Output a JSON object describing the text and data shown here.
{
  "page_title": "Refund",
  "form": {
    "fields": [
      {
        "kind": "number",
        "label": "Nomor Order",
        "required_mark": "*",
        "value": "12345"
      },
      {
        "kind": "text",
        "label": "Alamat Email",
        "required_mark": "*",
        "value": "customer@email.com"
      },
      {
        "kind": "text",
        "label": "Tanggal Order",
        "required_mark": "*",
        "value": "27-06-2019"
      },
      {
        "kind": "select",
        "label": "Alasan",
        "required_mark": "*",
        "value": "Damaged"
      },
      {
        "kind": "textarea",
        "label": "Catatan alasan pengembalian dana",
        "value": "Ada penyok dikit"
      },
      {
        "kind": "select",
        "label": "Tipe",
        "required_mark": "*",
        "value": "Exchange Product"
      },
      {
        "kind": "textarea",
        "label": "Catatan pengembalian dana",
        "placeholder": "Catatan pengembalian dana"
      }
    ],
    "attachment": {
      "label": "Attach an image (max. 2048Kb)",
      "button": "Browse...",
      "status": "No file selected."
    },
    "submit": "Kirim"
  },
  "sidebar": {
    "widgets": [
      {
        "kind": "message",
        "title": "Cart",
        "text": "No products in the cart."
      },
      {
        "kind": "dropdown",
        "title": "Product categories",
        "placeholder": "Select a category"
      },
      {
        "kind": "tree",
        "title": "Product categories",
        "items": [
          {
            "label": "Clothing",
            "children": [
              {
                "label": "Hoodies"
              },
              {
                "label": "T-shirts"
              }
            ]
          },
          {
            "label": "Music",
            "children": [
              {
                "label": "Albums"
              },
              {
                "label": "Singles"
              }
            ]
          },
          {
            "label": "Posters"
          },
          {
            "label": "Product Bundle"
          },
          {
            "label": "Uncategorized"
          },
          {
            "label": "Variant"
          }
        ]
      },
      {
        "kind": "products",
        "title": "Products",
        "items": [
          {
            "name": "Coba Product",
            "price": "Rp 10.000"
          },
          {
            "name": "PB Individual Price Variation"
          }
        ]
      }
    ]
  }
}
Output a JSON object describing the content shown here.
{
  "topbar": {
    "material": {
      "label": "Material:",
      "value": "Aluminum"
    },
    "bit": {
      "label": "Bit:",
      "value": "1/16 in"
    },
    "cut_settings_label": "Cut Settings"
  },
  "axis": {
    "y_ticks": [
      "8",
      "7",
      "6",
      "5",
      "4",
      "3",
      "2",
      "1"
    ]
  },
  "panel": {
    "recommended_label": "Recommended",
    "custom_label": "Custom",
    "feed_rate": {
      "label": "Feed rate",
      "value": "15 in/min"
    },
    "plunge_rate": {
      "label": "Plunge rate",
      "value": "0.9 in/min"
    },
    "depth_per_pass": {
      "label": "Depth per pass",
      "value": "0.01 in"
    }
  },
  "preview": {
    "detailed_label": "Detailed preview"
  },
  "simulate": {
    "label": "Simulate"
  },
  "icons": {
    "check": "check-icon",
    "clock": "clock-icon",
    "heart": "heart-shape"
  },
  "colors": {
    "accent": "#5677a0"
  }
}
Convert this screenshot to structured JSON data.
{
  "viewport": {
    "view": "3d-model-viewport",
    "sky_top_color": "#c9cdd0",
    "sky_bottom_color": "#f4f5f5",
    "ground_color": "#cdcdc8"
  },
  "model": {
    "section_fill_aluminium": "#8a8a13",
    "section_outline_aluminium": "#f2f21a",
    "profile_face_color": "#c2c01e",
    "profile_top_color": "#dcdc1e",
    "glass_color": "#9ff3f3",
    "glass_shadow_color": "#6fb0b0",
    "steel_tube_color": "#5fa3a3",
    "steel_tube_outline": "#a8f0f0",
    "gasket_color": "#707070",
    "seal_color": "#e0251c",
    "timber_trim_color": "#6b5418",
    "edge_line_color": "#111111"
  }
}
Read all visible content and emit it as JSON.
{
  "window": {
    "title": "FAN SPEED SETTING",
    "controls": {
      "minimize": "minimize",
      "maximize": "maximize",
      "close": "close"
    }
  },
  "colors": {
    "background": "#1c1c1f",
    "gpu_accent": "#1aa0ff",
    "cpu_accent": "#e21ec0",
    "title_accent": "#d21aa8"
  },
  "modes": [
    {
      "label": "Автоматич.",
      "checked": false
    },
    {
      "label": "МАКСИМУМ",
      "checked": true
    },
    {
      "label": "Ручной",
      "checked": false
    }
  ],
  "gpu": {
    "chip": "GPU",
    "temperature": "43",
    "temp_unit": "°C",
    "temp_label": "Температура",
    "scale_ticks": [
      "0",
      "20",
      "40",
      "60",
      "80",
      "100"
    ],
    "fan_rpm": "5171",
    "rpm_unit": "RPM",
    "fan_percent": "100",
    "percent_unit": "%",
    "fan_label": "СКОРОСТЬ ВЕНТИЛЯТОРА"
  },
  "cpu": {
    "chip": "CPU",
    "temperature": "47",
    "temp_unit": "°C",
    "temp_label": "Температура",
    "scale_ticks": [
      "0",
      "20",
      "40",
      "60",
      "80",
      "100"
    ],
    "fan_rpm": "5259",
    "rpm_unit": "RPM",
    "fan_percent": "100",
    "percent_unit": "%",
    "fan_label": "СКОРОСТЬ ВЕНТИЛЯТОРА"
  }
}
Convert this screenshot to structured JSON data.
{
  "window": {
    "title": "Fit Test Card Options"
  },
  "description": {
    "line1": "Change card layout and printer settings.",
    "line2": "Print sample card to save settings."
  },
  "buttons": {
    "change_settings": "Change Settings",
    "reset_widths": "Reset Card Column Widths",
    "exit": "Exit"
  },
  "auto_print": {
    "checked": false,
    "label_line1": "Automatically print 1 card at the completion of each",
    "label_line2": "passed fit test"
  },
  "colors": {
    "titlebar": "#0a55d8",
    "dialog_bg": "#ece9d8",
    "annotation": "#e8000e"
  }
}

====

#### Goal
Extract every line that has the string "here" in it.

#### Expected answer
Output a JSON object describing the text and data shown here.
Output a JSON object describing the content shown here.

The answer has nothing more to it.